Records from a data source:
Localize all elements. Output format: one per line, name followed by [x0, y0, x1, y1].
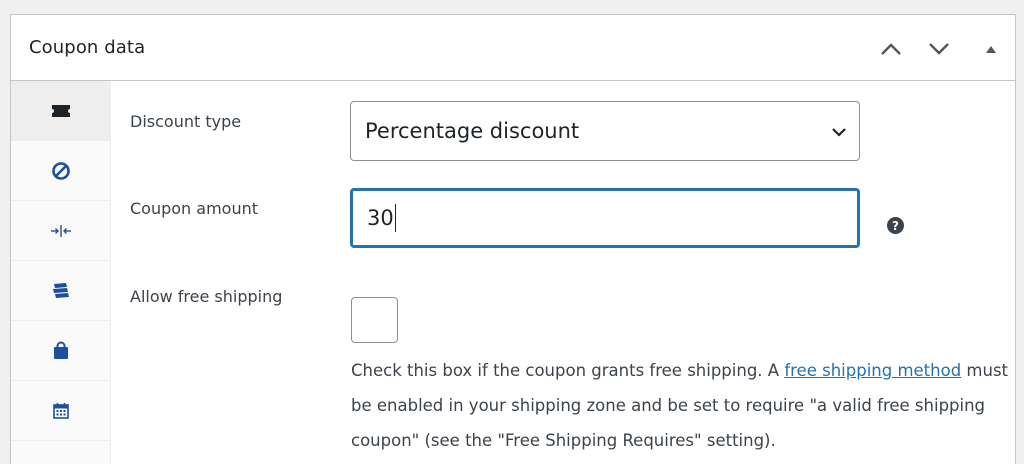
tab-stacked-coupons[interactable]: [11, 261, 110, 321]
panel-header: Coupon data: [11, 15, 1015, 81]
coupon-amount-label: Coupon amount: [130, 199, 259, 218]
free-shipping-label: Allow free shipping: [130, 287, 283, 306]
general-options-panel: Discount type Percentage discount Coupon…: [112, 81, 1016, 464]
tab-shop-restrictions[interactable]: [11, 321, 110, 381]
toggle-panel-button[interactable]: [977, 35, 1005, 63]
description-text-before: Check this box if the coupon grants free…: [351, 361, 785, 380]
discount-type-label: Discount type: [130, 112, 242, 131]
tab-general[interactable]: [11, 81, 110, 141]
arrows-in-icon: [50, 224, 71, 237]
discount-type-select[interactable]: Percentage discount: [350, 101, 860, 161]
triangle-up-icon: [986, 46, 996, 53]
free-shipping-checkbox[interactable]: [351, 297, 398, 343]
calendar-icon: [52, 402, 69, 419]
discount-type-value: Percentage discount: [365, 119, 580, 143]
shopping-bag-icon: [53, 341, 68, 359]
move-up-button[interactable]: [877, 35, 905, 63]
free-shipping-description: Check this box if the coupon grants free…: [351, 353, 1011, 458]
coupon-amount-value: 30: [367, 206, 394, 230]
tab-schedule[interactable]: [11, 381, 110, 441]
free-shipping-method-link[interactable]: free shipping method: [784, 361, 961, 380]
coupon-tabs-sidebar: [11, 81, 111, 464]
stacked-tickets-icon: [52, 282, 69, 298]
coupon-data-panel: Coupon data Discount type Percentage dis…: [10, 14, 1016, 464]
move-down-button[interactable]: [925, 35, 953, 63]
panel-title: Coupon data: [29, 37, 146, 58]
help-icon[interactable]: ?: [887, 217, 904, 234]
coupon-amount-input[interactable]: 30: [350, 188, 860, 248]
text-caret: [394, 204, 396, 232]
no-entry-icon: [51, 161, 70, 180]
ticket-icon: [51, 104, 70, 117]
tab-usage-limits[interactable]: [11, 201, 110, 261]
chevron-up-icon: [881, 43, 901, 55]
tab-usage-restriction[interactable]: [11, 141, 110, 201]
chevron-down-icon: [832, 128, 846, 137]
chevron-down-icon: [929, 43, 949, 55]
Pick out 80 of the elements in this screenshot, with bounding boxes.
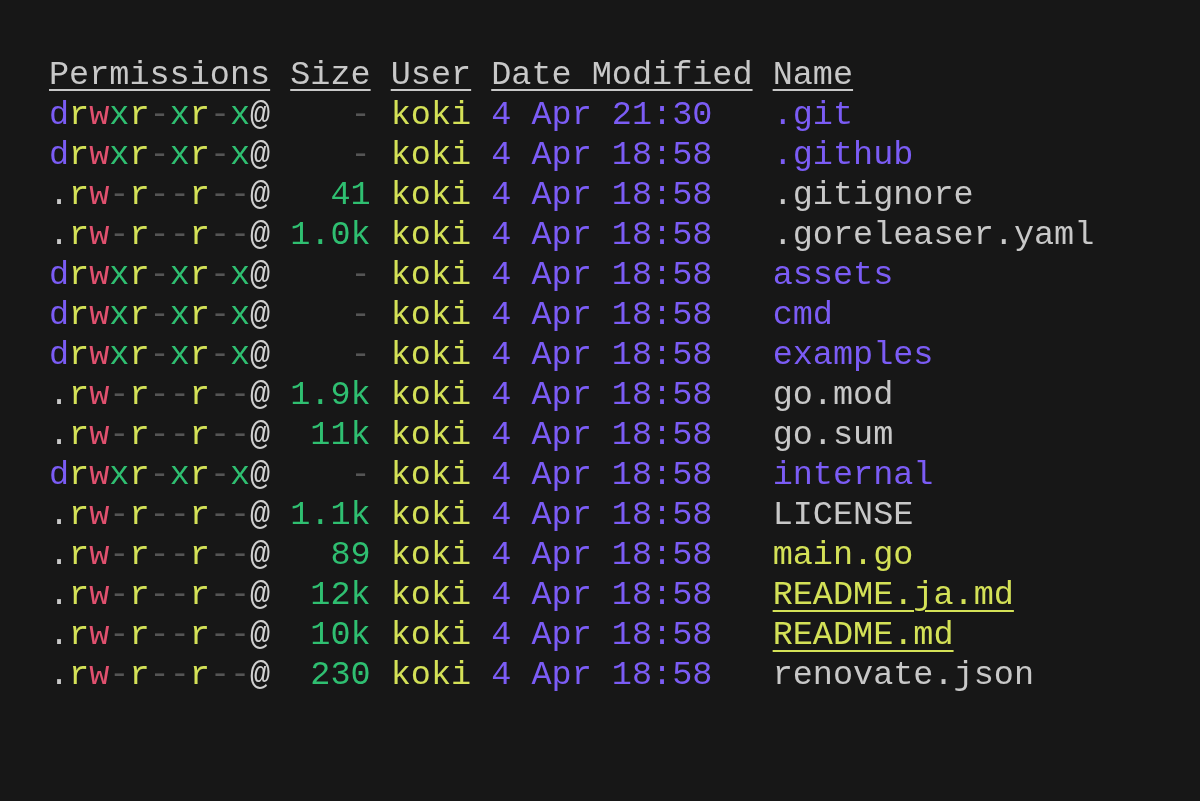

DIRECTION: Copy the listing above word for word, leaving out the pictures.

EXERCISE OUTPUT:
Localize all elements. Output format: one per line, name followed by [x0, y0, x1, y1].
tab-stacked-coupons[interactable]: [11, 261, 110, 321]
panel-header: Coupon data: [11, 15, 1015, 81]
coupon-amount-label: Coupon amount: [130, 199, 259, 218]
free-shipping-label: Allow free shipping: [130, 287, 283, 306]
general-options-panel: Discount type Percentage discount Coupon…: [112, 81, 1016, 464]
tab-shop-restrictions[interactable]: [11, 321, 110, 381]
toggle-panel-button[interactable]: [977, 35, 1005, 63]
description-text-before: Check this box if the coupon grants free…: [351, 361, 785, 380]
discount-type-label: Discount type: [130, 112, 242, 131]
tab-general[interactable]: [11, 81, 110, 141]
arrows-in-icon: [50, 224, 71, 237]
discount-type-select[interactable]: Percentage discount: [350, 101, 860, 161]
triangle-up-icon: [986, 46, 996, 53]
free-shipping-checkbox[interactable]: [351, 297, 398, 343]
calendar-icon: [52, 402, 69, 419]
discount-type-value: Percentage discount: [365, 119, 580, 143]
shopping-bag-icon: [53, 341, 68, 359]
move-up-button[interactable]: [877, 35, 905, 63]
free-shipping-description: Check this box if the coupon grants free…: [351, 353, 1011, 458]
coupon-amount-value: 30: [367, 206, 394, 230]
tab-schedule[interactable]: [11, 381, 110, 441]
free-shipping-method-link[interactable]: free shipping method: [784, 361, 961, 380]
coupon-tabs-sidebar: [11, 81, 111, 464]
stacked-tickets-icon: [52, 282, 69, 298]
coupon-data-panel: Coupon data Discount type Percentage dis…: [10, 14, 1016, 464]
move-down-button[interactable]: [925, 35, 953, 63]
panel-title: Coupon data: [29, 37, 146, 58]
help-icon[interactable]: ?: [887, 217, 904, 234]
coupon-amount-input[interactable]: 30: [350, 188, 860, 248]
text-caret: [394, 204, 396, 232]
no-entry-icon: [51, 161, 70, 180]
ticket-icon: [51, 104, 70, 117]
tab-usage-limits[interactable]: [11, 201, 110, 261]
chevron-up-icon: [881, 43, 901, 55]
tab-usage-restriction[interactable]: [11, 141, 110, 201]
chevron-down-icon: [832, 128, 846, 137]
chevron-down-icon: [929, 43, 949, 55]
Pick out 80 of the elements in this screenshot, with bounding boxes.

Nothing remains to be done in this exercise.